--- BEGIN THE INPUT ---
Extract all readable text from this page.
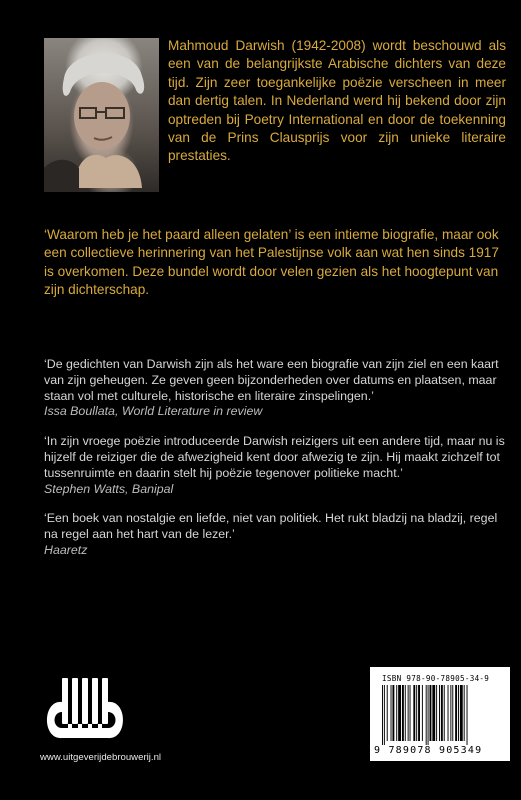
Mahmoud Darwish (1942-2008) wordt beschouwd als een van de belangrijkste Arabische dichters van deze tijd. Zijn zeer toegankelijke poëzie verscheen in meer dan dertig talen. In Nederland werd hij bekend door zijn optreden bij Poetry International en door de toekenning van de Prins Clausprijs voor zijn unieke literaire prestaties.
‘Waarom heb je het paard alleen gelaten’ is een intieme biografie, maar ook een collectieve herinnering van het Palestijnse volk aan wat hen sinds 1917 is overkomen. Deze bundel wordt door velen gezien als het hoogtepunt van zijn dichterschap.

‘De gedichten van Darwish zijn als het ware een biografie van zijn ziel en een kaart van zijn geheugen. Ze geven geen bijzonderheden over datums en plaatsen, maar staan vol met culturele, historische en literaire zinspelingen.’

Issa Boullata, World Literature in review

‘In zijn vroege poëzie introduceerde Darwish reizigers uit een andere tijd, maar nu is hijzelf de reiziger die de afwezigheid kent door afwezig te zijn. Hij maakt zichzelf tot tussenruimte en daarin stelt hij poëzie tegenover politieke macht.’

Stephen Watts, Banipal

‘Een boek van nostalgie en liefde, niet van politiek. Het rukt bladzij na bladzij, regel na regel aan het hart van de lezer.’

Haaretz

www.uitgeverijdebrouwerij.nl
ISBN 978-90-78905-34-9
9 789078 905349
--- END THE INPUT ---
### WORK TO COMPLETE
Write out the material above once more, exactly as it reads, with no pictures.

### EXPECTED ANSWER
Extract all readable text from this page.
Mahmoud Darwish (1942-2008) wordt beschouwd als een van de belangrijkste Arabische dichters van deze tijd. Zijn zeer toegankelijke poëzie verscheen in meer dan dertig talen. In Nederland werd hij bekend door zijn optreden bij Poetry International en door de toekenning van de Prins Clausprijs voor zijn unieke literaire prestaties.
‘Waarom heb je het paard alleen gelaten’ is een intieme biografie, maar ook een collectieve herinnering van het Palestijnse volk aan wat hen sinds 1917 is overkomen. Deze bundel wordt door velen gezien als het hoogtepunt van zijn dichterschap.

‘De gedichten van Darwish zijn als het ware een biografie van zijn ziel en een kaart van zijn geheugen. Ze geven geen bijzonderheden over datums en plaatsen, maar staan vol met culturele, historische en literaire zinspelingen.’

Issa Boullata, World Literature in review

‘In zijn vroege poëzie introduceerde Darwish reizigers uit een andere tijd, maar nu is hijzelf de reiziger die de afwezigheid kent door afwezig te zijn. Hij maakt zichzelf tot tussenruimte en daarin stelt hij poëzie tegenover politieke macht.’

Stephen Watts, Banipal

‘Een boek van nostalgie en liefde, niet van politiek. Het rukt bladzij na bladzij, regel na regel aan het hart van de lezer.’

Haaretz

www.uitgeverijdebrouwerij.nl
ISBN 978-90-78905-34-9
9 789078 905349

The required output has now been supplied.